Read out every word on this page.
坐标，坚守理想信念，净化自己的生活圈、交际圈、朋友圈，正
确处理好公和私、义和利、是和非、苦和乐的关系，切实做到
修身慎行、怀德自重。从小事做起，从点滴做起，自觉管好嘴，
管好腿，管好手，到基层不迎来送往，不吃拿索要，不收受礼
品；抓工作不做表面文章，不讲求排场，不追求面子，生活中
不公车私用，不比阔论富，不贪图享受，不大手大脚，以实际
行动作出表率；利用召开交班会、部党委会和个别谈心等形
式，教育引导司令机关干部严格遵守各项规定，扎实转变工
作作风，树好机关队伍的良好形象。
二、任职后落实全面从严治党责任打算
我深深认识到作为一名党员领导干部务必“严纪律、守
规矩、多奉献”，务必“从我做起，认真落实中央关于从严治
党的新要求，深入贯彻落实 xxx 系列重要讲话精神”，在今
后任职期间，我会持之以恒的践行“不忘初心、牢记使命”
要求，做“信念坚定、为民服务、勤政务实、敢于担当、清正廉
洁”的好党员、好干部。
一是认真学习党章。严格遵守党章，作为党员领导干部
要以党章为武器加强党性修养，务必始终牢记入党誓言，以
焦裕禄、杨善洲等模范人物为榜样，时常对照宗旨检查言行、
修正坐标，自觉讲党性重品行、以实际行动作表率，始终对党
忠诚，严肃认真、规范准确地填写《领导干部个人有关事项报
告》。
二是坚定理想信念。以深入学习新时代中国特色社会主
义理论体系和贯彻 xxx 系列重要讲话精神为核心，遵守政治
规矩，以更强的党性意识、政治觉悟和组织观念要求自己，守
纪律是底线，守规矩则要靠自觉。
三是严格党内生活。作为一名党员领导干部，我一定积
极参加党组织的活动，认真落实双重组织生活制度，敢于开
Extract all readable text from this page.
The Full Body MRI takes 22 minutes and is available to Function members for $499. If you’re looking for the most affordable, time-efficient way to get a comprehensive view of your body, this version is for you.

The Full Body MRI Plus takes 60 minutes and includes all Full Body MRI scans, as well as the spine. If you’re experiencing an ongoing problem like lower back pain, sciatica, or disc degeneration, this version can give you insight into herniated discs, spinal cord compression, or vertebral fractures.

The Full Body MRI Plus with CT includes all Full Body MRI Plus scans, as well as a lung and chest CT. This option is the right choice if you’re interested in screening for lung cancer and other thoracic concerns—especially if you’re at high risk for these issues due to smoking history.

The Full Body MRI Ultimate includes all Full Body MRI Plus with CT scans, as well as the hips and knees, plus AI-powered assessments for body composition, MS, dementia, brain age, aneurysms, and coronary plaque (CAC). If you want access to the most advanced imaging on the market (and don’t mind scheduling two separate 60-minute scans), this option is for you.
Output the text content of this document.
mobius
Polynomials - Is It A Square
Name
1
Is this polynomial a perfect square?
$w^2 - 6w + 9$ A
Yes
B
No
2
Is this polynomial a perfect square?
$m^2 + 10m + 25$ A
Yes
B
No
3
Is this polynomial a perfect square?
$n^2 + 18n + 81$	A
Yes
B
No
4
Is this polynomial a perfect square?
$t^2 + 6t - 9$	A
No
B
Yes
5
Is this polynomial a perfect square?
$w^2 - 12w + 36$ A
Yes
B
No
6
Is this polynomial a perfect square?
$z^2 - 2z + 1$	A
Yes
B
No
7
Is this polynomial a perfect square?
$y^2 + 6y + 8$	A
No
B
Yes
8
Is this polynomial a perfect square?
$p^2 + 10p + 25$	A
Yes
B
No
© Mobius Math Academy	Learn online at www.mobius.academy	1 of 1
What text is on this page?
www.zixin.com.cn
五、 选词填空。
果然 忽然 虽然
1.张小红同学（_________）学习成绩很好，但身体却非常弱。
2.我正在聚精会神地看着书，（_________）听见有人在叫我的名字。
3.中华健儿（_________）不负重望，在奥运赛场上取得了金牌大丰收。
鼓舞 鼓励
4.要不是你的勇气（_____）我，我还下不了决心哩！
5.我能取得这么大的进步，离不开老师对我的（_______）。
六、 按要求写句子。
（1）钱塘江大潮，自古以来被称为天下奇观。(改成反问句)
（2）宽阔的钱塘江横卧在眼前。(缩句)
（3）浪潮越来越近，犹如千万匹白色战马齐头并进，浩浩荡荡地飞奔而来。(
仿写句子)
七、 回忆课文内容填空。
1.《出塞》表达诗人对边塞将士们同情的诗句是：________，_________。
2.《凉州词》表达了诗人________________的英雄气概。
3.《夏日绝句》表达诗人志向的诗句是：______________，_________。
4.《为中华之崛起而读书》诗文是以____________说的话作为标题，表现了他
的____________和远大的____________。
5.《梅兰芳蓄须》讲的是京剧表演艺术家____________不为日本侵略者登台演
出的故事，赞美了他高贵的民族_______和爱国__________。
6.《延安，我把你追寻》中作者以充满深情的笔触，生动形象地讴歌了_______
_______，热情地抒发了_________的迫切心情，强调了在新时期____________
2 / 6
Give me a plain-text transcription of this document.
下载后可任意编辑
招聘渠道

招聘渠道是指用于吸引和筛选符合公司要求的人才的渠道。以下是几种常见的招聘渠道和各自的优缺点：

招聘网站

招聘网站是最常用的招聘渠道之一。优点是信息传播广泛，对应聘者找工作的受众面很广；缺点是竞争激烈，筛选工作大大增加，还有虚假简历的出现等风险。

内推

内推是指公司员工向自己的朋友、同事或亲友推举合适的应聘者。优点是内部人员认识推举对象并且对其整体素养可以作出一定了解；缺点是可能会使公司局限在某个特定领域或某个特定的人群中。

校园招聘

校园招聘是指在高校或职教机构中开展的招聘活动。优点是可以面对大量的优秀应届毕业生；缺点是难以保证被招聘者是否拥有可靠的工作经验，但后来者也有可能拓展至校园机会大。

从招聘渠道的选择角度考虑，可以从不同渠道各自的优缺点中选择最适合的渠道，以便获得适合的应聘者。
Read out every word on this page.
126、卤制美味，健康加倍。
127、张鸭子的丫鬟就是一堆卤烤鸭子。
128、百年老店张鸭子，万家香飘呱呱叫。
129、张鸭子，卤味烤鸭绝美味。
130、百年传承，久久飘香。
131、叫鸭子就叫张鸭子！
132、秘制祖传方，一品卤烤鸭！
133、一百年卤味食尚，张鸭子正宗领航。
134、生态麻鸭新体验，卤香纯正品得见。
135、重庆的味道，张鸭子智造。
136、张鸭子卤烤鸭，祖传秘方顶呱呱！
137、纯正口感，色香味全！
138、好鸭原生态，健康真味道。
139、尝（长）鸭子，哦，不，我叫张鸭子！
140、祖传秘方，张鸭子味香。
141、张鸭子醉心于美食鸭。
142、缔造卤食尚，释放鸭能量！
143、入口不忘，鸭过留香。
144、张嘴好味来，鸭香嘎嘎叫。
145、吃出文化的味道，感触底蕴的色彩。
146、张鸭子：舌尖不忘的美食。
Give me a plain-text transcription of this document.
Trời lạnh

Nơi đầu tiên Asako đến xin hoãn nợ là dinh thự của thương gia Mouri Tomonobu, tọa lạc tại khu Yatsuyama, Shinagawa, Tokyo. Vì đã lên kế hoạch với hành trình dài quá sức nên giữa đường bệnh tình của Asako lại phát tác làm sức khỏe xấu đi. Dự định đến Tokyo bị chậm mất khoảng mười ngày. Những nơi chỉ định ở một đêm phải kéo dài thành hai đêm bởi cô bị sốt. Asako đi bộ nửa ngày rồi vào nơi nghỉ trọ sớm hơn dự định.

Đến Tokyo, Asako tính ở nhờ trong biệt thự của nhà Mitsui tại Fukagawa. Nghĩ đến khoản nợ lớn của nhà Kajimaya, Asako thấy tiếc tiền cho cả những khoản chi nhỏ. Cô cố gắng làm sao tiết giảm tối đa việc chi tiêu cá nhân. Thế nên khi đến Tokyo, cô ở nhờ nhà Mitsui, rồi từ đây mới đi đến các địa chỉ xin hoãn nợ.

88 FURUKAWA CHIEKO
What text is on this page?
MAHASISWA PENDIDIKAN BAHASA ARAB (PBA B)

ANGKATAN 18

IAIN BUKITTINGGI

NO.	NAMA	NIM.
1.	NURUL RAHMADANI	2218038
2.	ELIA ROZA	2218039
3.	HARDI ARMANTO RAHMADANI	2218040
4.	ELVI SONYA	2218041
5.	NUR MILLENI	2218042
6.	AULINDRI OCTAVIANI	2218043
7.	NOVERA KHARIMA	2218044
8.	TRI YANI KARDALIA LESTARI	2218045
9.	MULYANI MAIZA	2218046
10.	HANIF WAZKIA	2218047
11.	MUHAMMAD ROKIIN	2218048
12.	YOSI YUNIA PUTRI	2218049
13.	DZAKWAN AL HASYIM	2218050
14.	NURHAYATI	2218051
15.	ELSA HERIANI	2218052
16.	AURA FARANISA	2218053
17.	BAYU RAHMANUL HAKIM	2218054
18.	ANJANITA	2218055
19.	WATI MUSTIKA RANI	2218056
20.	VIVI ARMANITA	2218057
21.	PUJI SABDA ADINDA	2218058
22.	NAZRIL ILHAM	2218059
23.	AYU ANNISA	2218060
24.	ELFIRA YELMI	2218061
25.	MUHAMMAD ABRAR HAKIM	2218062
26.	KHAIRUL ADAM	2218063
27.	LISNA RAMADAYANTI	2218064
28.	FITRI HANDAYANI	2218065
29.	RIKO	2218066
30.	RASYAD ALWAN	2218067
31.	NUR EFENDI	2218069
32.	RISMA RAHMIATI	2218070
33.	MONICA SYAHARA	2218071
--------------------------------------------------
__Aim of the task__: Each line that holds the string "mobius" counts once; give the total and nothing else.

__Solution for this exercise__: 2